Transcribe the records in full, keeping every character as it is.

** START Records for processing **

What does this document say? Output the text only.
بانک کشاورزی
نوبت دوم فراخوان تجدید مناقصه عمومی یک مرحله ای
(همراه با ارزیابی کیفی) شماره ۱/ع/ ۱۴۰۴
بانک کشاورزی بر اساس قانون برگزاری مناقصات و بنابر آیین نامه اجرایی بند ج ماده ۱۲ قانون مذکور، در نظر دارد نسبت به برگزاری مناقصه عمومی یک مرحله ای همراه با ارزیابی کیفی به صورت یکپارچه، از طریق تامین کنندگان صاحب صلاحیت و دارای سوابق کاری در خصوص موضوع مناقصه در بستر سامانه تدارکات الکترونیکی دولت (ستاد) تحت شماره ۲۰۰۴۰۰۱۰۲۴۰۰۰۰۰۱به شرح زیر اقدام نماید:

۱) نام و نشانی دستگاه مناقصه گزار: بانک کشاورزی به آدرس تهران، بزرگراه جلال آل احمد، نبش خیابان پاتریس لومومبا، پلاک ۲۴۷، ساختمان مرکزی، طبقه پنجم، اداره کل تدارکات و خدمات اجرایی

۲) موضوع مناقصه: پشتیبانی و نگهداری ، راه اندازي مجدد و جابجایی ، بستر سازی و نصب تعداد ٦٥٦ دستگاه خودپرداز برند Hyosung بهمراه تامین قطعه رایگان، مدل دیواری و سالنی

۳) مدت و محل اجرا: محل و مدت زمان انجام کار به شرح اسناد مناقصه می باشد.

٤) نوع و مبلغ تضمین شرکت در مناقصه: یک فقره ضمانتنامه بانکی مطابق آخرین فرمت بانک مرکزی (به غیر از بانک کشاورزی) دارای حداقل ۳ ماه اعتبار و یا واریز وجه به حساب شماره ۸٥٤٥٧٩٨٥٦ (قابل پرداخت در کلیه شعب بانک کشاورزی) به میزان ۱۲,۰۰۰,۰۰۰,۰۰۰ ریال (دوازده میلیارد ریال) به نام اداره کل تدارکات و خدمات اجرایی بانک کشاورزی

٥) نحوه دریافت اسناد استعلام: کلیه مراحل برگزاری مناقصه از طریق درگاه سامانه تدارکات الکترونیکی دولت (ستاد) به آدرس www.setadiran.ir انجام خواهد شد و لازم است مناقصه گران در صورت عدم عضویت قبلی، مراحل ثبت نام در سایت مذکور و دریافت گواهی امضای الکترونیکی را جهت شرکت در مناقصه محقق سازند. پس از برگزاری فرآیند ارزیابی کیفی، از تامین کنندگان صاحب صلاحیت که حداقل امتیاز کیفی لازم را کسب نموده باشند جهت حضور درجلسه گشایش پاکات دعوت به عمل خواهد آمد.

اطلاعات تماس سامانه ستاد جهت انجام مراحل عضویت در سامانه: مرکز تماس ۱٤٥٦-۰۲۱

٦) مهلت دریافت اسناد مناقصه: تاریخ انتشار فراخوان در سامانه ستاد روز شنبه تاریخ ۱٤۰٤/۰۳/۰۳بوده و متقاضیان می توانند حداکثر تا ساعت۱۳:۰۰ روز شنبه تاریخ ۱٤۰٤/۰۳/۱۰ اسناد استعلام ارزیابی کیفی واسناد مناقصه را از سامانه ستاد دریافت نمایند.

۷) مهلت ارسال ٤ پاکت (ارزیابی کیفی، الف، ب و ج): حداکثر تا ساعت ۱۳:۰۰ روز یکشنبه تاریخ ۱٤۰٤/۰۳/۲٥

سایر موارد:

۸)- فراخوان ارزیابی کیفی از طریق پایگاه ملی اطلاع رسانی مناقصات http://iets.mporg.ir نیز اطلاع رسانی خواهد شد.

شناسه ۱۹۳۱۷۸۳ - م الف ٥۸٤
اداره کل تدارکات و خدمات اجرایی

** END Records for processing **

**Answer to the task:**
What does this document say? Output the text only.
بانک کشاورزی
نوبت دوم فراخوان تجدید مناقصه عمومی یک مرحله ای
(همراه با ارزیابی کیفی) شماره ۱/ع/ ۱۴۰۴
بانک کشاورزی بر اساس قانون برگزاری مناقصات و بنابر آیین نامه اجرایی بند ج ماده ۱۲ قانون مذکور، در نظر دارد نسبت به برگزاری مناقصه عمومی یک مرحله ای همراه با ارزیابی کیفی به صورت یکپارچه، از طریق تامین کنندگان صاحب صلاحیت و دارای سوابق کاری در خصوص موضوع مناقصه در بستر سامانه تدارکات الکترونیکی دولت (ستاد) تحت شماره ۲۰۰۴۰۰۱۰۲۴۰۰۰۰۰۱به شرح زیر اقدام نماید:

۱) نام و نشانی دستگاه مناقصه گزار: بانک کشاورزی به آدرس تهران، بزرگراه جلال آل احمد، نبش خیابان پاتریس لومومبا، پلاک ۲۴۷، ساختمان مرکزی، طبقه پنجم، اداره کل تدارکات و خدمات اجرایی

۲) موضوع مناقصه: پشتیبانی و نگهداری ، راه اندازي مجدد و جابجایی ، بستر سازی و نصب تعداد ٦٥٦ دستگاه خودپرداز برند Hyosung بهمراه تامین قطعه رایگان، مدل دیواری و سالنی

۳) مدت و محل اجرا: محل و مدت زمان انجام کار به شرح اسناد مناقصه می باشد.

٤) نوع و مبلغ تضمین شرکت در مناقصه: یک فقره ضمانتنامه بانکی مطابق آخرین فرمت بانک مرکزی (به غیر از بانک کشاورزی) دارای حداقل ۳ ماه اعتبار و یا واریز وجه به حساب شماره ۸٥٤٥٧٩٨٥٦ (قابل پرداخت در کلیه شعب بانک کشاورزی) به میزان ۱۲,۰۰۰,۰۰۰,۰۰۰ ریال (دوازده میلیارد ریال) به نام اداره کل تدارکات و خدمات اجرایی بانک کشاورزی

٥) نحوه دریافت اسناد استعلام: کلیه مراحل برگزاری مناقصه از طریق درگاه سامانه تدارکات الکترونیکی دولت (ستاد) به آدرس www.setadiran.ir انجام خواهد شد و لازم است مناقصه گران در صورت عدم عضویت قبلی، مراحل ثبت نام در سایت مذکور و دریافت گواهی امضای الکترونیکی را جهت شرکت در مناقصه محقق سازند. پس از برگزاری فرآیند ارزیابی کیفی، از تامین کنندگان صاحب صلاحیت که حداقل امتیاز کیفی لازم را کسب نموده باشند جهت حضور درجلسه گشایش پاکات دعوت به عمل خواهد آمد.

اطلاعات تماس سامانه ستاد جهت انجام مراحل عضویت در سامانه: مرکز تماس ۱٤٥٦-۰۲۱

٦) مهلت دریافت اسناد مناقصه: تاریخ انتشار فراخوان در سامانه ستاد روز شنبه تاریخ ۱٤۰٤/۰۳/۰۳بوده و متقاضیان می توانند حداکثر تا ساعت۱۳:۰۰ روز شنبه تاریخ ۱٤۰٤/۰۳/۱۰ اسناد استعلام ارزیابی کیفی واسناد مناقصه را از سامانه ستاد دریافت نمایند.

۷) مهلت ارسال ٤ پاکت (ارزیابی کیفی، الف، ب و ج): حداکثر تا ساعت ۱۳:۰۰ روز یکشنبه تاریخ ۱٤۰٤/۰۳/۲٥

سایر موارد:

۸)- فراخوان ارزیابی کیفی از طریق پایگاه ملی اطلاع رسانی مناقصات http://iets.mporg.ir نیز اطلاع رسانی خواهد شد.

شناسه ۱۹۳۱۷۸۳ - م الف ٥۸٤
اداره کل تدارکات و خدمات اجرایی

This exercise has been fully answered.